(Dataset records)
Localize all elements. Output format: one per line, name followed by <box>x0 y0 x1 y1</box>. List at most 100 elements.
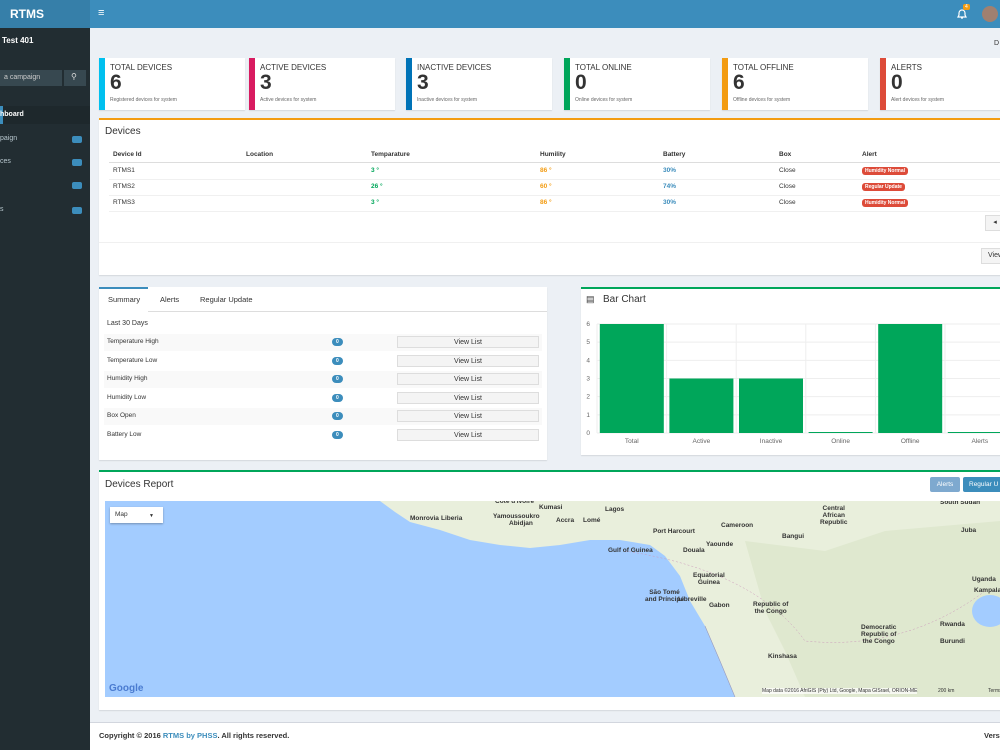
info-title: INACTIVE DEVICES <box>417 63 492 72</box>
menu-item[interactable]: paign <box>0 135 18 142</box>
table-cell: 3 ° <box>371 199 380 206</box>
bar <box>599 324 664 433</box>
map-label-line: Monrovia <box>410 515 439 522</box>
footer-link[interactable]: RTMS by PHSS <box>162 731 218 740</box>
map-label: Yamoussoukro <box>493 513 540 520</box>
map-label-line: Port Harcourt <box>653 528 695 535</box>
menu-item[interactable]: s <box>0 206 4 213</box>
chart-icon: ▤ <box>586 294 595 304</box>
map-label-line: African <box>822 512 845 519</box>
footer <box>90 722 1000 750</box>
view-list-button[interactable]: View List <box>397 373 539 385</box>
y-tick-label: 4 <box>586 357 590 364</box>
y-tick-label: 5 <box>586 339 590 346</box>
summary-label: Temperature High <box>107 338 159 345</box>
table-cell: 30% <box>663 167 677 174</box>
info-box: ACTIVE DEVICES 3 Active devices for system <box>249 58 395 110</box>
map-label: Uganda <box>972 576 996 583</box>
map-label-line: Rwanda <box>940 621 965 628</box>
map-label: Rwanda <box>940 621 965 628</box>
map-label-line: Kinshasa <box>768 653 797 660</box>
menu-badge <box>72 136 82 143</box>
logo: RTMS <box>10 7 44 21</box>
bar-chart: 0 1 2 3 4 5 6 Total Active Inactive Online Offline A… <box>586 321 1000 445</box>
view-list-button[interactable]: View List <box>397 336 539 348</box>
header-line <box>109 162 1000 163</box>
map-land <box>380 501 1000 697</box>
search-icon[interactable]: ⚲ <box>71 72 77 81</box>
info-title: ALERTS <box>891 63 922 72</box>
alert-badge: Regular Update <box>862 183 905 191</box>
map-label: Lagos <box>605 506 624 513</box>
alerts-button[interactable]: Alerts <box>930 477 960 492</box>
map-label-line: and Príncipe <box>645 596 685 603</box>
avatar[interactable] <box>982 6 998 22</box>
search-box[interactable] <box>0 70 62 86</box>
table-cell: 74% <box>663 183 677 190</box>
map-label: Gabon <box>709 602 730 609</box>
y-tick-label: 1 <box>586 412 590 419</box>
search-button[interactable] <box>64 70 86 86</box>
devices-panel: Devices Device Id Location Temparature Humil… <box>99 118 1000 275</box>
notification-badge: 4 <box>963 4 970 10</box>
map-label-line: South Sudan <box>940 501 981 506</box>
google-logo: Google <box>109 683 144 694</box>
tab[interactable]: Regular Update <box>200 295 253 304</box>
row-line <box>109 179 1000 180</box>
user-name: Test 401 <box>2 36 34 45</box>
info-title: TOTAL OFFLINE <box>733 63 794 72</box>
view-list-button[interactable]: View List <box>397 391 539 404</box>
summary-label: Battery Low <box>107 430 142 438</box>
map-terms: Terms <box>988 688 1000 694</box>
info-value: 0 <box>891 71 903 94</box>
info-box: TOTAL DEVICES 6 Registered devices for sys… <box>99 58 245 110</box>
summary-label: Temperature Low <box>107 356 158 364</box>
view-list-button[interactable]: View List <box>397 410 539 422</box>
table-cell: 60 ° <box>540 183 552 190</box>
bar <box>808 432 873 433</box>
menu-item[interactable]: hboard <box>0 111 24 118</box>
map-label-line: Liberia <box>441 515 463 522</box>
info-value: 3 <box>417 71 429 94</box>
tab[interactable]: Summary <box>108 295 141 304</box>
map-label-line: Uganda <box>972 576 996 583</box>
view-button[interactable]: View <box>981 248 1000 264</box>
column-header: Location <box>246 151 274 158</box>
map-label: Kampala <box>974 587 1000 594</box>
map-label-line: Libreville <box>678 596 707 603</box>
alert-badge: Humidity Normal <box>862 199 909 207</box>
regular-button[interactable]: Regular U <box>963 477 1000 492</box>
map-label-line: Kampala <box>974 587 1000 594</box>
map-label-line: the Congo <box>754 608 787 615</box>
map[interactable]: Côte d'Ivoire Monrovia Liberia Yamoussoukro… <box>105 501 1000 697</box>
y-tick-label: 3 <box>586 376 590 383</box>
view-list-button[interactable]: View List <box>397 354 539 367</box>
table-cell: RTMS3 <box>113 199 135 206</box>
info-value: 0 <box>575 71 587 94</box>
table-cell: 30% <box>663 199 677 206</box>
menu-badge <box>72 182 82 189</box>
count-badge: 0 <box>332 393 343 402</box>
map-label-line: Accra <box>556 517 575 524</box>
menu-toggle[interactable]: ≡ <box>98 7 105 19</box>
map-label: São Tomé and Príncipe <box>645 589 684 603</box>
logo-area <box>0 0 90 28</box>
menu-badge <box>72 159 82 166</box>
map-type-select[interactable]: Map <box>110 507 163 523</box>
map-label-line: the Congo <box>862 638 895 645</box>
table-cell: Close <box>779 167 796 174</box>
map-label: Douala <box>683 547 705 554</box>
view-list-button[interactable]: View List <box>397 428 539 441</box>
chart-title: Bar Chart <box>603 294 646 305</box>
menu-item[interactable]: ces <box>0 158 11 165</box>
count-badge: 0 <box>332 338 343 346</box>
map-label-line: Democratic <box>861 624 897 631</box>
table-cell: 26 ° <box>371 183 383 190</box>
pagination-button[interactable]: ◂ <box>985 215 1000 231</box>
column-header: Temparature <box>371 151 410 158</box>
info-value: 6 <box>733 71 745 94</box>
bell-icon[interactable] <box>956 8 968 20</box>
tab[interactable]: Alerts <box>160 295 180 304</box>
map-label: Equatorial Guinea <box>693 572 725 586</box>
active-menu <box>0 106 90 124</box>
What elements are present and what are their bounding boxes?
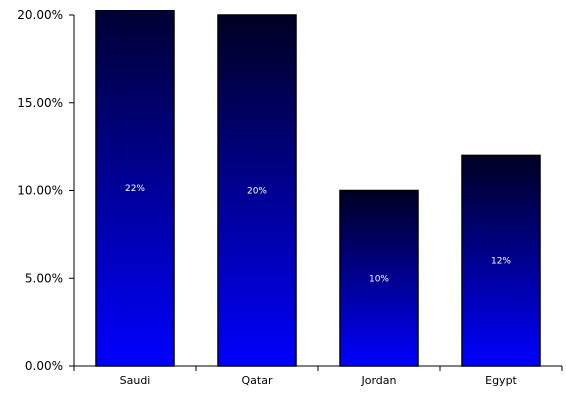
y-tick-label: 15.00% xyxy=(17,96,63,110)
data-label-qatar: 20% xyxy=(247,187,267,197)
data-label-saudi: 22% xyxy=(125,184,145,194)
y-tick-label: 0.00% xyxy=(25,359,63,373)
bar-jordan xyxy=(339,189,419,367)
x-tick-label: Jordan xyxy=(361,374,397,387)
axes-group: Saudi Qatar Jordan Egypt 0.00% 5.00% 10.00% 15.… xyxy=(17,8,563,387)
y-tick-label: 20.00% xyxy=(17,8,63,22)
y-tick-label: 5.00% xyxy=(25,271,63,285)
bar-egypt xyxy=(461,154,541,367)
x-tick-label: Qatar xyxy=(242,374,273,387)
bars-group xyxy=(95,10,541,367)
data-label-jordan: 10% xyxy=(369,274,389,284)
data-label-egypt: 12% xyxy=(491,257,511,267)
bar-saudi xyxy=(95,10,175,367)
x-tick-label: Saudi xyxy=(120,374,151,387)
x-tick-label: Egypt xyxy=(485,374,517,387)
y-tick-label: 10.00% xyxy=(17,184,63,198)
data-labels-group: 22% 20% 10% 12% xyxy=(125,184,511,284)
bar-qatar xyxy=(217,14,297,367)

(Work to complete) Count the lines in the entries above that contain the word "name" and give only the number.

(Finished task) 2